INFORMATION GIVEN:
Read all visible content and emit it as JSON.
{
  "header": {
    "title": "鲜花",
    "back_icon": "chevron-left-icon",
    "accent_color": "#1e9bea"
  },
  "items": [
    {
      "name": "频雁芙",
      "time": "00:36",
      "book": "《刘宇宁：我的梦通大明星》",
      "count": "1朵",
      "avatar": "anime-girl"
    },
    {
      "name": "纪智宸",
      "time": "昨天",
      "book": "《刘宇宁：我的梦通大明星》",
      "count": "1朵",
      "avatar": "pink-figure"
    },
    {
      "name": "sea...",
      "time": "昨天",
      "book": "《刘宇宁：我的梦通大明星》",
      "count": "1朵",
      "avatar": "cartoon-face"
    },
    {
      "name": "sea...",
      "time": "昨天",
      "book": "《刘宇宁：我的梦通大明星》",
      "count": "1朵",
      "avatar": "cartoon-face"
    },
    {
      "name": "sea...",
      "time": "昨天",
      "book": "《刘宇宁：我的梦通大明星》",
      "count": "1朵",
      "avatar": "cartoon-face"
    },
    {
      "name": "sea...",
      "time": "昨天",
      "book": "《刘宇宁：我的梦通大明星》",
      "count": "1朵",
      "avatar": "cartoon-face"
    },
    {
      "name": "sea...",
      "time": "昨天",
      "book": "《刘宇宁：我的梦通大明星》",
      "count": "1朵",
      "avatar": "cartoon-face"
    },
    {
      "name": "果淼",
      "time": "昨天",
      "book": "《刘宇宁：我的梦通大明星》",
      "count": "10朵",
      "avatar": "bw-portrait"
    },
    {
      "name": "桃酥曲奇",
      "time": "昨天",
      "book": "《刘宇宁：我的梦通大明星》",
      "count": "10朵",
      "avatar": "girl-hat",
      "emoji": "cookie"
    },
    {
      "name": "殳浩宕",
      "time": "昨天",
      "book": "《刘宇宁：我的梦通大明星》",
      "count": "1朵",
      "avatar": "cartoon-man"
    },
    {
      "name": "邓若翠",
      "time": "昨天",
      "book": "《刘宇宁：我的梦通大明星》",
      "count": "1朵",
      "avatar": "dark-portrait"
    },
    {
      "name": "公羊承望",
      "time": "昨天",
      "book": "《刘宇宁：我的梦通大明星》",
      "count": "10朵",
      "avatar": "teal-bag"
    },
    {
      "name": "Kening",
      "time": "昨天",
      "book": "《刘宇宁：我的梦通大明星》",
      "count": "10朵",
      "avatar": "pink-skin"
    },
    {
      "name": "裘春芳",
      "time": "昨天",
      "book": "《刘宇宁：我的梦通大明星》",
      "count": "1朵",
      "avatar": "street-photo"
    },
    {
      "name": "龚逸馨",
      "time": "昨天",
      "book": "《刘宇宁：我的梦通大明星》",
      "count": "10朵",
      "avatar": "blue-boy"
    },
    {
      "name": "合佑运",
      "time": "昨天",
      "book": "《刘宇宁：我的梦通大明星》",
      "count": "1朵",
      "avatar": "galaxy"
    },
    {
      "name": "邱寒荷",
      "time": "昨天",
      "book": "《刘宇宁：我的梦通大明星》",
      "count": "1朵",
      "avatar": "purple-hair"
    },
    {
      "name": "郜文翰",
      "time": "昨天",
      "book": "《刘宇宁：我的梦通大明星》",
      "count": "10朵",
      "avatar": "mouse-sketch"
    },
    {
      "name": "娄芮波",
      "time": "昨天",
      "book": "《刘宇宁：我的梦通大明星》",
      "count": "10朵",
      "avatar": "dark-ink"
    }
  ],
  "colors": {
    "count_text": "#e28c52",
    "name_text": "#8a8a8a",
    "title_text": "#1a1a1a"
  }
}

WHAT YOU HAVE TO DO: Reproduce the material verbatim, line by line.

RESPONSE FOR THIS EXERCISE:
Read all visible content and emit it as JSON.
{
  "header": {
    "title": "鲜花",
    "back_icon": "chevron-left-icon",
    "accent_color": "#1e9bea"
  },
  "items": [
    {
      "name": "频雁芙",
      "time": "00:36",
      "book": "《刘宇宁：我的梦通大明星》",
      "count": "1朵",
      "avatar": "anime-girl"
    },
    {
      "name": "纪智宸",
      "time": "昨天",
      "book": "《刘宇宁：我的梦通大明星》",
      "count": "1朵",
      "avatar": "pink-figure"
    },
    {
      "name": "sea...",
      "time": "昨天",
      "book": "《刘宇宁：我的梦通大明星》",
      "count": "1朵",
      "avatar": "cartoon-face"
    },
    {
      "name": "sea...",
      "time": "昨天",
      "book": "《刘宇宁：我的梦通大明星》",
      "count": "1朵",
      "avatar": "cartoon-face"
    },
    {
      "name": "sea...",
      "time": "昨天",
      "book": "《刘宇宁：我的梦通大明星》",
      "count": "1朵",
      "avatar": "cartoon-face"
    },
    {
      "name": "sea...",
      "time": "昨天",
      "book": "《刘宇宁：我的梦通大明星》",
      "count": "1朵",
      "avatar": "cartoon-face"
    },
    {
      "name": "sea...",
      "time": "昨天",
      "book": "《刘宇宁：我的梦通大明星》",
      "count": "1朵",
      "avatar": "cartoon-face"
    },
    {
      "name": "果淼",
      "time": "昨天",
      "book": "《刘宇宁：我的梦通大明星》",
      "count": "10朵",
      "avatar": "bw-portrait"
    },
    {
      "name": "桃酥曲奇",
      "time": "昨天",
      "book": "《刘宇宁：我的梦通大明星》",
      "count": "10朵",
      "avatar": "girl-hat",
      "emoji": "cookie"
    },
    {
      "name": "殳浩宕",
      "time": "昨天",
      "book": "《刘宇宁：我的梦通大明星》",
      "count": "1朵",
      "avatar": "cartoon-man"
    },
    {
      "name": "邓若翠",
      "time": "昨天",
      "book": "《刘宇宁：我的梦通大明星》",
      "count": "1朵",
      "avatar": "dark-portrait"
    },
    {
      "name": "公羊承望",
      "time": "昨天",
      "book": "《刘宇宁：我的梦通大明星》",
      "count": "10朵",
      "avatar": "teal-bag"
    },
    {
      "name": "Kening",
      "time": "昨天",
      "book": "《刘宇宁：我的梦通大明星》",
      "count": "10朵",
      "avatar": "pink-skin"
    },
    {
      "name": "裘春芳",
      "time": "昨天",
      "book": "《刘宇宁：我的梦通大明星》",
      "count": "1朵",
      "avatar": "street-photo"
    },
    {
      "name": "龚逸馨",
      "time": "昨天",
      "book": "《刘宇宁：我的梦通大明星》",
      "count": "10朵",
      "avatar": "blue-boy"
    },
    {
      "name": "合佑运",
      "time": "昨天",
      "book": "《刘宇宁：我的梦通大明星》",
      "count": "1朵",
      "avatar": "galaxy"
    },
    {
      "name": "邱寒荷",
      "time": "昨天",
      "book": "《刘宇宁：我的梦通大明星》",
      "count": "1朵",
      "avatar": "purple-hair"
    },
    {
      "name": "郜文翰",
      "time": "昨天",
      "book": "《刘宇宁：我的梦通大明星》",
      "count": "10朵",
      "avatar": "mouse-sketch"
    },
    {
      "name": "娄芮波",
      "time": "昨天",
      "book": "《刘宇宁：我的梦通大明星》",
      "count": "10朵",
      "avatar": "dark-ink"
    }
  ],
  "colors": {
    "count_text": "#e28c52",
    "name_text": "#8a8a8a",
    "title_text": "#1a1a1a"
  }
}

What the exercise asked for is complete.